**Problem to work on**
Copy, from the entries below, each line where the word "JSON" can be found.

START Data to use

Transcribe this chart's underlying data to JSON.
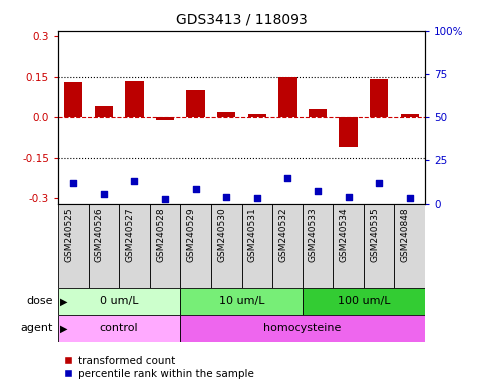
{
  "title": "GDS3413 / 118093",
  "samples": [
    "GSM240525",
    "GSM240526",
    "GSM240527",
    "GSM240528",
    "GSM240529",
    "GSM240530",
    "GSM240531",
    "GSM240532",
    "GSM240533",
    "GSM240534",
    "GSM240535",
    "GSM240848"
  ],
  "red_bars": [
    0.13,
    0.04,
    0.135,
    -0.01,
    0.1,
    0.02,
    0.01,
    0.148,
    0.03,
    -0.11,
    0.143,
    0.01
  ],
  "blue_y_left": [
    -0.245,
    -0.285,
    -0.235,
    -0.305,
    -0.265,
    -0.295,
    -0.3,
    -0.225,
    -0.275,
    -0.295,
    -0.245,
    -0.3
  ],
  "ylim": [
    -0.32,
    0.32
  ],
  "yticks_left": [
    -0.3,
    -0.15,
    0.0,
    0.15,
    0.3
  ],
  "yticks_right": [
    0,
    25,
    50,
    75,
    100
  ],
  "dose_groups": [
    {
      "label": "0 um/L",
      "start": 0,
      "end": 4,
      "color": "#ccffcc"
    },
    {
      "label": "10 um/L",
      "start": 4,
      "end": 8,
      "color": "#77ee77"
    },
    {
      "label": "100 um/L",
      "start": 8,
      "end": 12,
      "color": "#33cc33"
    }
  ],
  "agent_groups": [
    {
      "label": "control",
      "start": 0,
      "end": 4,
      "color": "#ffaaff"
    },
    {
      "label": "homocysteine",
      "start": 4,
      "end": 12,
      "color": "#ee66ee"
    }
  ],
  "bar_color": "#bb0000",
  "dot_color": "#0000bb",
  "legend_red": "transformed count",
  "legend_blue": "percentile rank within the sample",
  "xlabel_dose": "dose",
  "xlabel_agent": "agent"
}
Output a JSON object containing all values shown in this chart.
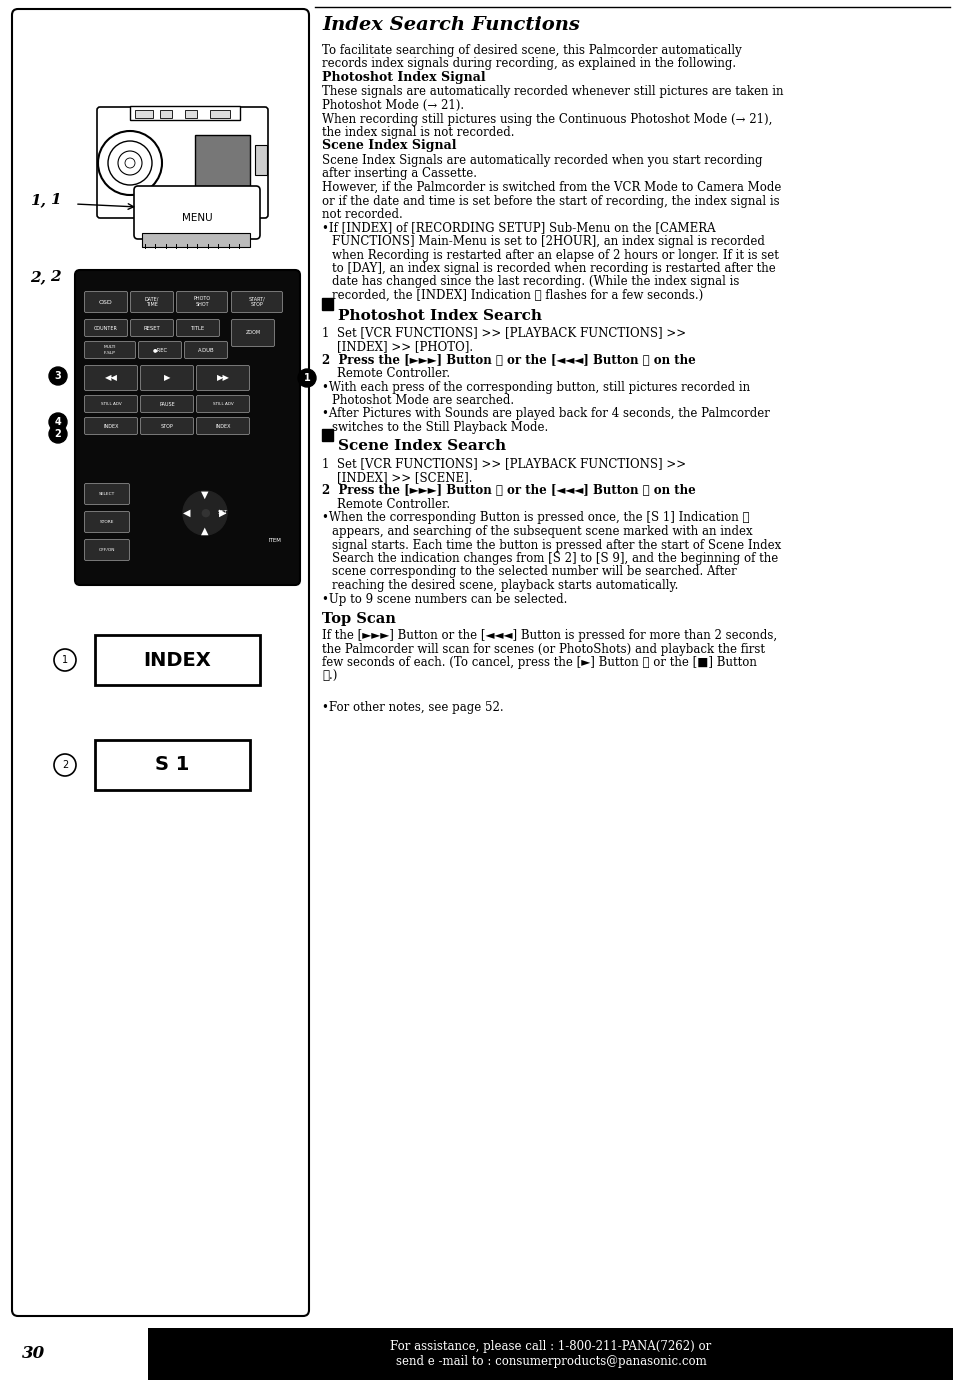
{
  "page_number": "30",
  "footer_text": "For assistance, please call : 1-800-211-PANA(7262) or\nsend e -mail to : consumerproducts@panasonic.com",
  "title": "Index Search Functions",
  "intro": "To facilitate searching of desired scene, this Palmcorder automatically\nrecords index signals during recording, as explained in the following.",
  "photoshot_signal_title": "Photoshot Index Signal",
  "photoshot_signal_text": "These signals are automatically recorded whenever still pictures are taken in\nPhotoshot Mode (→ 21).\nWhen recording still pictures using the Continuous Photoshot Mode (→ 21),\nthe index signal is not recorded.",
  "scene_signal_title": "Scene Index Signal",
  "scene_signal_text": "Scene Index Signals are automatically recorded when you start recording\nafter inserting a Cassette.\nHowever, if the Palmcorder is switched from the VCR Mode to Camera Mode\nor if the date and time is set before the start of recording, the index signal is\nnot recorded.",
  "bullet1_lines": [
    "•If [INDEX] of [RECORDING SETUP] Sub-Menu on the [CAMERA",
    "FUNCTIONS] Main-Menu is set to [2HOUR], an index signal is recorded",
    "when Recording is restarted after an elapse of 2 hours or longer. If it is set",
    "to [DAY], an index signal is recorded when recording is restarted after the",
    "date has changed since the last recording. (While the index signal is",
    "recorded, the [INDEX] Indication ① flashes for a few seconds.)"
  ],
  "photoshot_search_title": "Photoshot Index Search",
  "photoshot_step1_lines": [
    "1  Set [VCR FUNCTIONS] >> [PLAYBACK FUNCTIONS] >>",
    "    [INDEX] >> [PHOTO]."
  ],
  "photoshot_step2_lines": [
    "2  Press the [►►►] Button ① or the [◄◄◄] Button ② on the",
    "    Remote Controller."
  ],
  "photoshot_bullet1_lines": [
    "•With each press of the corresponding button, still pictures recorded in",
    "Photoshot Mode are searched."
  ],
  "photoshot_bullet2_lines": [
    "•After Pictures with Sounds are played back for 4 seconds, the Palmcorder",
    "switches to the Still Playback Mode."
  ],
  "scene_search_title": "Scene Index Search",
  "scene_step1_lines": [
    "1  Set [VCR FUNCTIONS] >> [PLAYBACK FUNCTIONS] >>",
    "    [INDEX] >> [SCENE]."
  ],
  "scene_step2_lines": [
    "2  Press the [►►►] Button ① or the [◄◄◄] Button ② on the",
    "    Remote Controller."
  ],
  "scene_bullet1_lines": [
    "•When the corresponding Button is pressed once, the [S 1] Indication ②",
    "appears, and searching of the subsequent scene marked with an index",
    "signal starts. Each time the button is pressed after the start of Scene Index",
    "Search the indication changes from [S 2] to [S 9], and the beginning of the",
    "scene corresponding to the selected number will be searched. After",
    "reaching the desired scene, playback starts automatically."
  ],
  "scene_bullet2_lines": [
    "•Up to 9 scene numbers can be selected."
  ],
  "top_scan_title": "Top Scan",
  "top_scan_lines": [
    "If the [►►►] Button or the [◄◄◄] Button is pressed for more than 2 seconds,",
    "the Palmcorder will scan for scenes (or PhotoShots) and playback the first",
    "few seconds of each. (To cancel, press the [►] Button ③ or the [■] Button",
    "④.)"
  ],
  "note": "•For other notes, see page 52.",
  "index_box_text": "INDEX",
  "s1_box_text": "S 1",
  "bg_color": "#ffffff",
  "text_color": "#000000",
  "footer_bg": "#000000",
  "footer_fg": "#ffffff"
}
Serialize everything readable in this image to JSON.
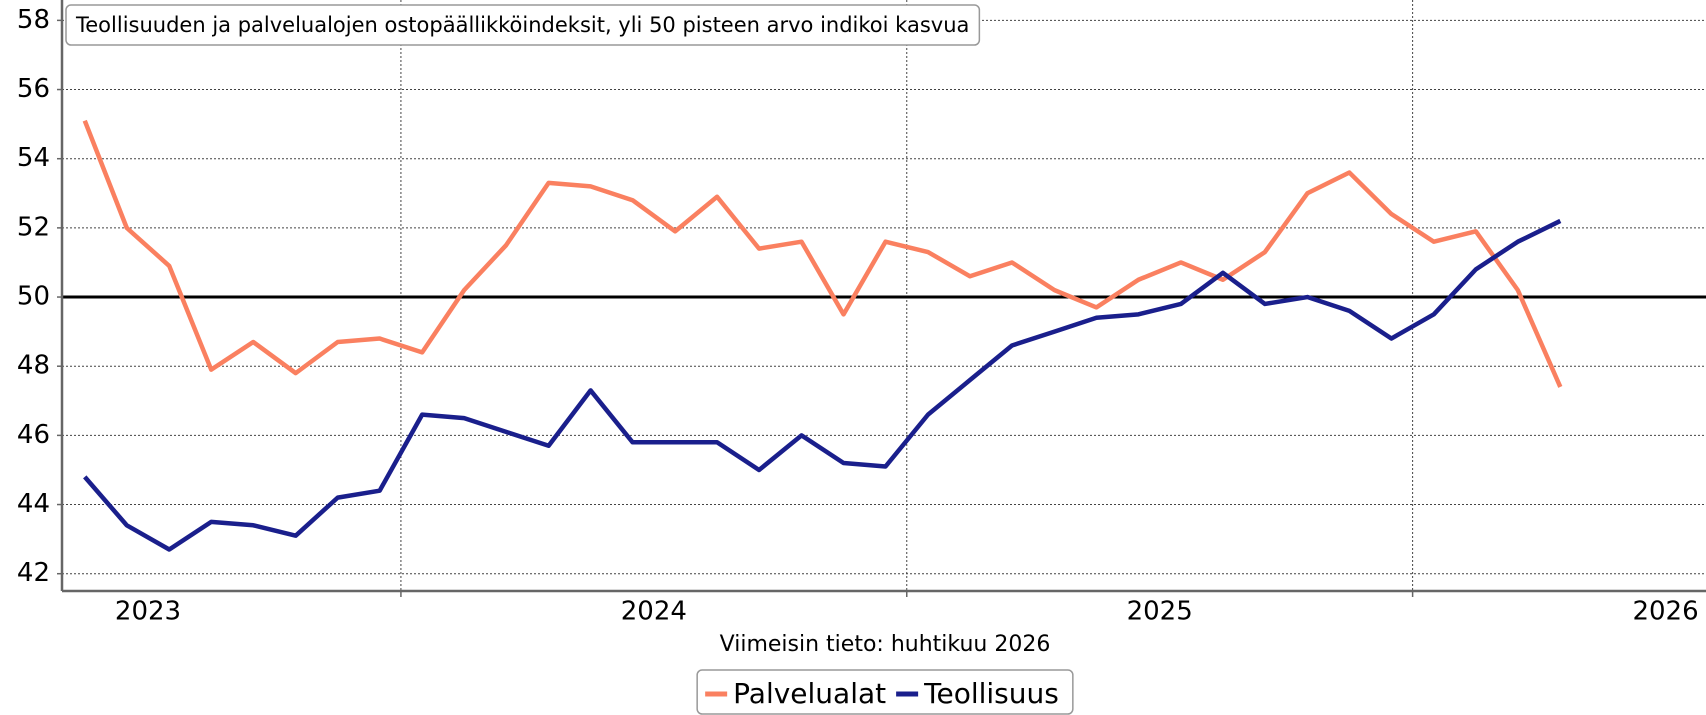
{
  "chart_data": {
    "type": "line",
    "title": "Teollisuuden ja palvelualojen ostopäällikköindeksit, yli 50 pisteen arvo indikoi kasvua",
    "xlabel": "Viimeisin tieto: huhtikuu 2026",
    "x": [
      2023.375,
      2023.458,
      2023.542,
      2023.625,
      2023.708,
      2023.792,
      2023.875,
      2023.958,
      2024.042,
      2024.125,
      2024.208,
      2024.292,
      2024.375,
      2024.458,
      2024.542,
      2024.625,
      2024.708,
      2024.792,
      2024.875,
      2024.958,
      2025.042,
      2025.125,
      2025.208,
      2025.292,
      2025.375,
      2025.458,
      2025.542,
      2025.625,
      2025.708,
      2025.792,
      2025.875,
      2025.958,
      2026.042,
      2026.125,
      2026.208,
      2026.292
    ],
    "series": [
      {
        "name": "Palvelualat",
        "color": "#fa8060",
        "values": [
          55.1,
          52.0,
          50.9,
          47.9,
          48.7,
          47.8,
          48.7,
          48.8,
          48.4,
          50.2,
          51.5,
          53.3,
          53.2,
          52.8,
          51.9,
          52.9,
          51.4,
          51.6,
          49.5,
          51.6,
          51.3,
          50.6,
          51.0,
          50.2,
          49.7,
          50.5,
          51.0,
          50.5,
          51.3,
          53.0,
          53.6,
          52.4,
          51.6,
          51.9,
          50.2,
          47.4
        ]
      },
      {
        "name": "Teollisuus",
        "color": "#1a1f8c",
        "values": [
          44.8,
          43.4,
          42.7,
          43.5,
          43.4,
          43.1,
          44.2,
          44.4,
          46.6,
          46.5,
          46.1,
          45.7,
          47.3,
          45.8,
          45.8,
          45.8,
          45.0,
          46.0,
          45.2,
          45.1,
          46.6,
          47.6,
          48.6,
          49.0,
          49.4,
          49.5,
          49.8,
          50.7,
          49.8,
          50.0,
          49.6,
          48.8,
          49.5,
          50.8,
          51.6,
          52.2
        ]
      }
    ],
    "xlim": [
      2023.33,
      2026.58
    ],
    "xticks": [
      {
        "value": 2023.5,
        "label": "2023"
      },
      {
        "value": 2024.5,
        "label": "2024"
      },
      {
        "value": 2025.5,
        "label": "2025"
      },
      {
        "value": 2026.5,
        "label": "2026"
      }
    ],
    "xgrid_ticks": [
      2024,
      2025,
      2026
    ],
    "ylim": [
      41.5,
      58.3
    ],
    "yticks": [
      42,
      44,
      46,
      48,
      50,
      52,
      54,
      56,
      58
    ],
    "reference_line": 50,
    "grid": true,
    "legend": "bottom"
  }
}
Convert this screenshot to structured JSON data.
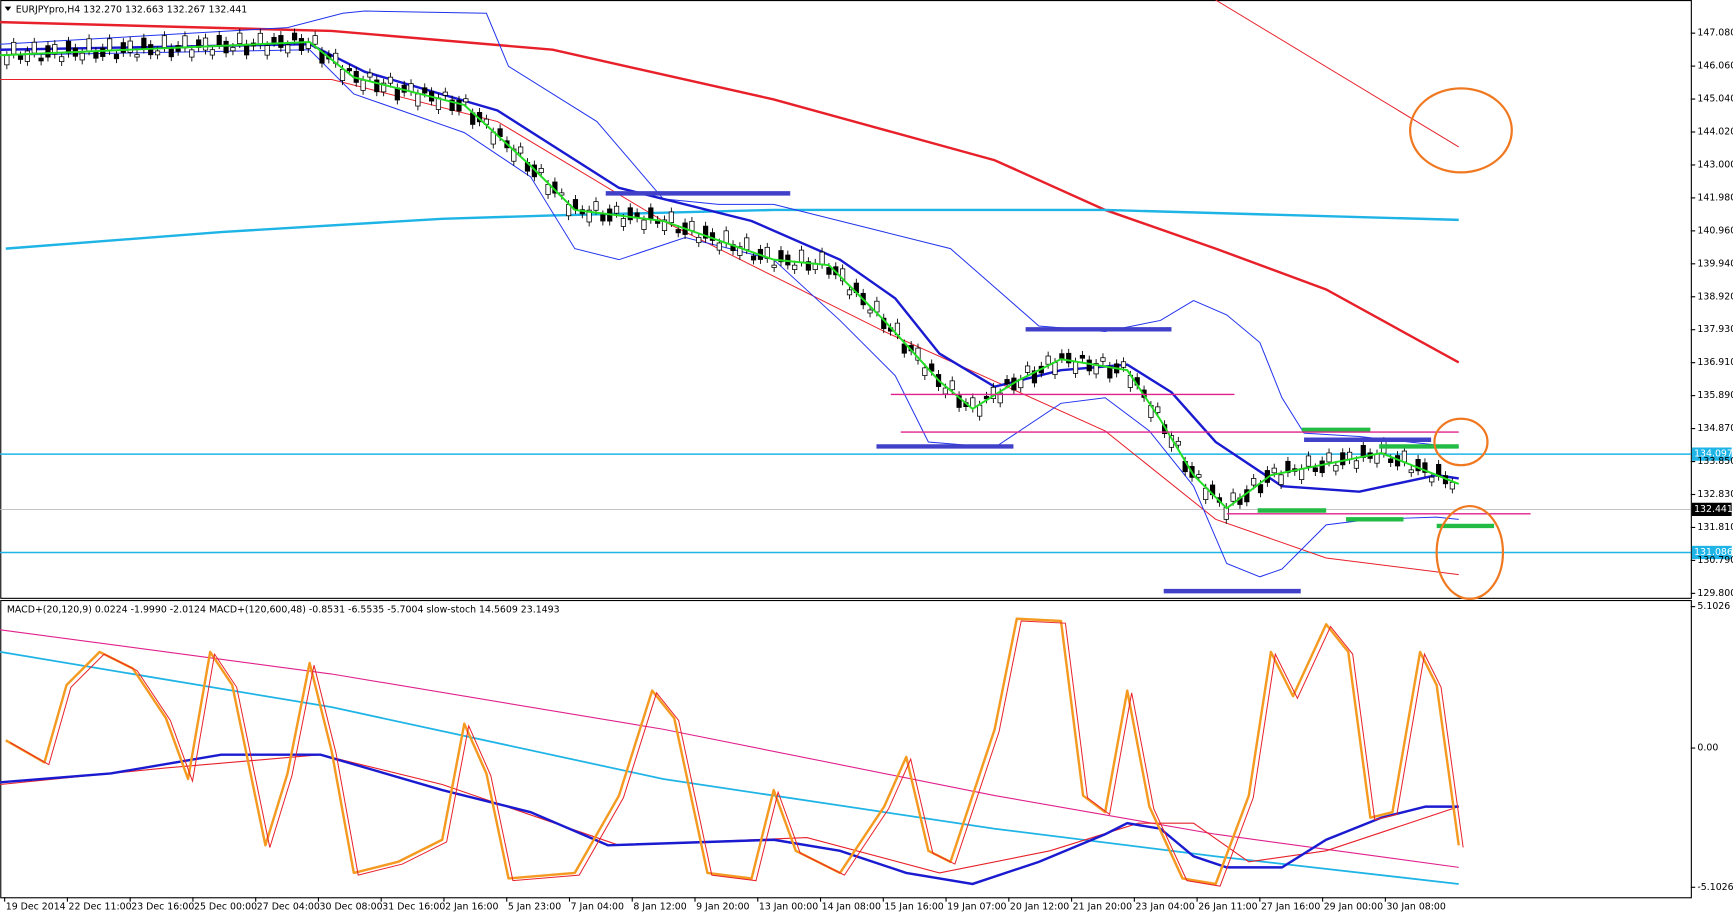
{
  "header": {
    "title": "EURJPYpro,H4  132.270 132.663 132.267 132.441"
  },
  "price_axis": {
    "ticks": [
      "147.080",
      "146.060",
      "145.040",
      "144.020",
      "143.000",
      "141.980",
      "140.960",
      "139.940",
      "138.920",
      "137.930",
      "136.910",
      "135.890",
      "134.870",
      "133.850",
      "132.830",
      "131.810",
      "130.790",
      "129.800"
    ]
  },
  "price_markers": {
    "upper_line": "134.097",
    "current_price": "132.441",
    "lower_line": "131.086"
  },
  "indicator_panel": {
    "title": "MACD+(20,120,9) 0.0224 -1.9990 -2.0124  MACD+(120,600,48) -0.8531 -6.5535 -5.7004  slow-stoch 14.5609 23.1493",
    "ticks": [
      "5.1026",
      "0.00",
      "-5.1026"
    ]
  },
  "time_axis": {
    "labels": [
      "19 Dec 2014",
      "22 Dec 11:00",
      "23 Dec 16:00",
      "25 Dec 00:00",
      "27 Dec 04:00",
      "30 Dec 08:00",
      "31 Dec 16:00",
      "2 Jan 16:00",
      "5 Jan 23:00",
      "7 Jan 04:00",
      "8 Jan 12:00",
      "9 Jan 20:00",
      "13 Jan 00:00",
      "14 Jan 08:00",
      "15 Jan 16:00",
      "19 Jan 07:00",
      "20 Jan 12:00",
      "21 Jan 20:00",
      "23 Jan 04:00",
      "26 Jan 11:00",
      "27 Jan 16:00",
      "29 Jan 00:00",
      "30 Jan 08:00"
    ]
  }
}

END Data to use

**Exercise result**
Transcribe this chart's underlying data to JSON.
Output a JSON object containing all values shown in this chart.
Serialize everything readable in this image to JSON.
Convert this screenshot to structured JSON data.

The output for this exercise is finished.